Show all lines holding the string "standards".
****************
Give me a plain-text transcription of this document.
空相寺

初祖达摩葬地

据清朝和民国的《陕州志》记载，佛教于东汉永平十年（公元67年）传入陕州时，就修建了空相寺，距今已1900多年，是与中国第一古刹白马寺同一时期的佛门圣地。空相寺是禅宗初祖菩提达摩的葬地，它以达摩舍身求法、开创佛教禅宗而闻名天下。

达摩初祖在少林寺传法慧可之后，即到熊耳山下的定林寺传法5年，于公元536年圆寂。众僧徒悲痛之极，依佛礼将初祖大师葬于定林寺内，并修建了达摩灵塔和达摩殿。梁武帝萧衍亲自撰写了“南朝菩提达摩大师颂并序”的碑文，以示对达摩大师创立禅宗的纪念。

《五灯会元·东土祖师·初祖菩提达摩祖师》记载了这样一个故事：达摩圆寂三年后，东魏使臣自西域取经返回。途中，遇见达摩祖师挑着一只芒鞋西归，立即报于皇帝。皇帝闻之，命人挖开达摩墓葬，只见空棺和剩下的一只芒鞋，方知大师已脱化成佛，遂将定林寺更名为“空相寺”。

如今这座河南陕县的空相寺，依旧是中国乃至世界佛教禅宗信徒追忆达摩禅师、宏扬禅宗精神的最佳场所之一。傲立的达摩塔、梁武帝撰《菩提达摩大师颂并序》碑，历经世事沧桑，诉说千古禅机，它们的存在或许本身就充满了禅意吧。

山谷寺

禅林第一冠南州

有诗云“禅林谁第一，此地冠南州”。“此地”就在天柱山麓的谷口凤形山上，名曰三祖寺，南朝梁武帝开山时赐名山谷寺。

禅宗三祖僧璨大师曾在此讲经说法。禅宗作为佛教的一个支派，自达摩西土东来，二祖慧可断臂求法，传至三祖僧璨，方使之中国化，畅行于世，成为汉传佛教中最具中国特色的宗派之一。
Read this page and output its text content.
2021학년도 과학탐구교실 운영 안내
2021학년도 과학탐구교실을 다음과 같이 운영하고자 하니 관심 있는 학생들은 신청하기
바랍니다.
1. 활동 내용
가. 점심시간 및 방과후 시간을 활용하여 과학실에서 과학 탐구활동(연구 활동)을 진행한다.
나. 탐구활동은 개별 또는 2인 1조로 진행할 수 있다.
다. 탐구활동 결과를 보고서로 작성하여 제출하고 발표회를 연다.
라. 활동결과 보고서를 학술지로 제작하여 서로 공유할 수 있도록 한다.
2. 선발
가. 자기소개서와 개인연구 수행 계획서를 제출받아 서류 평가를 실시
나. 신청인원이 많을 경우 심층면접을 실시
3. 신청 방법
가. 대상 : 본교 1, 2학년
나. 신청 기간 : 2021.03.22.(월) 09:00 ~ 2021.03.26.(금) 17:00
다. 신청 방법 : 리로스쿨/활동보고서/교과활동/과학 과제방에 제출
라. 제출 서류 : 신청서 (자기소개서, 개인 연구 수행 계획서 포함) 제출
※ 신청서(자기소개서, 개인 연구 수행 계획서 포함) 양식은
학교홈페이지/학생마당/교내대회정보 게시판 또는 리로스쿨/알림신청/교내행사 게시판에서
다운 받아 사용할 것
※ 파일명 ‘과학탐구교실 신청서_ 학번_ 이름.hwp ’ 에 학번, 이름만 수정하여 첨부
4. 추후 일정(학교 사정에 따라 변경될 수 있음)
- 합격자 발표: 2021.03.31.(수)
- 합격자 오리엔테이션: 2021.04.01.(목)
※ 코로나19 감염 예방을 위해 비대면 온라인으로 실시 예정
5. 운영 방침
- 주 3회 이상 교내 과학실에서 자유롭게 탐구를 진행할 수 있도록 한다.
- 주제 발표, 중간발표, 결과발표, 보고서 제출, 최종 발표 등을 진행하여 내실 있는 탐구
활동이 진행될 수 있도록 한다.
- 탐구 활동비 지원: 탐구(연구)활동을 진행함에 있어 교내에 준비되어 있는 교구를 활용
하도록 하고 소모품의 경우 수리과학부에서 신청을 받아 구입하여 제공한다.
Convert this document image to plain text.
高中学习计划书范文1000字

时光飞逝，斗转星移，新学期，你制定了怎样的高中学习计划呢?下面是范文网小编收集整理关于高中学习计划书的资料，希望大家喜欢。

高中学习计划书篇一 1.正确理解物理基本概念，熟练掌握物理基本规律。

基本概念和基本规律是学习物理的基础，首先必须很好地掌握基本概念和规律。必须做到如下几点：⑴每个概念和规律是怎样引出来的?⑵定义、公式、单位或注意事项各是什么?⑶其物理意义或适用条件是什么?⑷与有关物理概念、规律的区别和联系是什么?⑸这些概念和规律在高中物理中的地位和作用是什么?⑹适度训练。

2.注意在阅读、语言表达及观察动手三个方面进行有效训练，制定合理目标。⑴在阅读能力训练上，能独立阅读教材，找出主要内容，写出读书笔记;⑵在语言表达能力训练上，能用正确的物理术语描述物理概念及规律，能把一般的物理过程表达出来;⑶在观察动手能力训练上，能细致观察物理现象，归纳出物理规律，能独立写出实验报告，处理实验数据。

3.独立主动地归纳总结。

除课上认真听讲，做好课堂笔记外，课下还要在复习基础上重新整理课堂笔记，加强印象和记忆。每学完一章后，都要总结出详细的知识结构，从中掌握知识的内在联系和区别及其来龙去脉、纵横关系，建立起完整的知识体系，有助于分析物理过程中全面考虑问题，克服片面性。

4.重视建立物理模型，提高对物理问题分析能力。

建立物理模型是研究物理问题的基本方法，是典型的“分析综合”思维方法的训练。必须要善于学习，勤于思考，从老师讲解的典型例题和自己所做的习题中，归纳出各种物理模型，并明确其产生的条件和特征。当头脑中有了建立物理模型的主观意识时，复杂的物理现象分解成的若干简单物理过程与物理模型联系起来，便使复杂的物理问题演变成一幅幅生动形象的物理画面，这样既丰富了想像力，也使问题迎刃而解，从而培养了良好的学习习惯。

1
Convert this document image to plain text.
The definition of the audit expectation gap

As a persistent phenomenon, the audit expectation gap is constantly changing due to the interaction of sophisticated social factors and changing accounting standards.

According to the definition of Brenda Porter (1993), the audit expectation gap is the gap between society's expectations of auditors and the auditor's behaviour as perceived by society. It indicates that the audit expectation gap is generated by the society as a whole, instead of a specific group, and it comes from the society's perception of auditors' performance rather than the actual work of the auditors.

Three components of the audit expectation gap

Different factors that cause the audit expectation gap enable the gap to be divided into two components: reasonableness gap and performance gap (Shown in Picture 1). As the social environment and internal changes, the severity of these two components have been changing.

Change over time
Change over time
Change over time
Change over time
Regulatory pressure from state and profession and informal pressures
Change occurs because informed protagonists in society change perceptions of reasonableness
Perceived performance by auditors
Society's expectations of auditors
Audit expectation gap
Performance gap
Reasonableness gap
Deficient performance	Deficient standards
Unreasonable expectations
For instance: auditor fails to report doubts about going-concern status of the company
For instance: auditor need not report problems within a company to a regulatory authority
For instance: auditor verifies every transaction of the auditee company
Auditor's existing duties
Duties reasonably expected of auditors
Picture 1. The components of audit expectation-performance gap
****************
__The response__.
As a persistent phenomenon, the audit expectation gap is constantly changing due to the interaction of sophisticated social factors and changing accounting standards.
Deficient performance	Deficient standards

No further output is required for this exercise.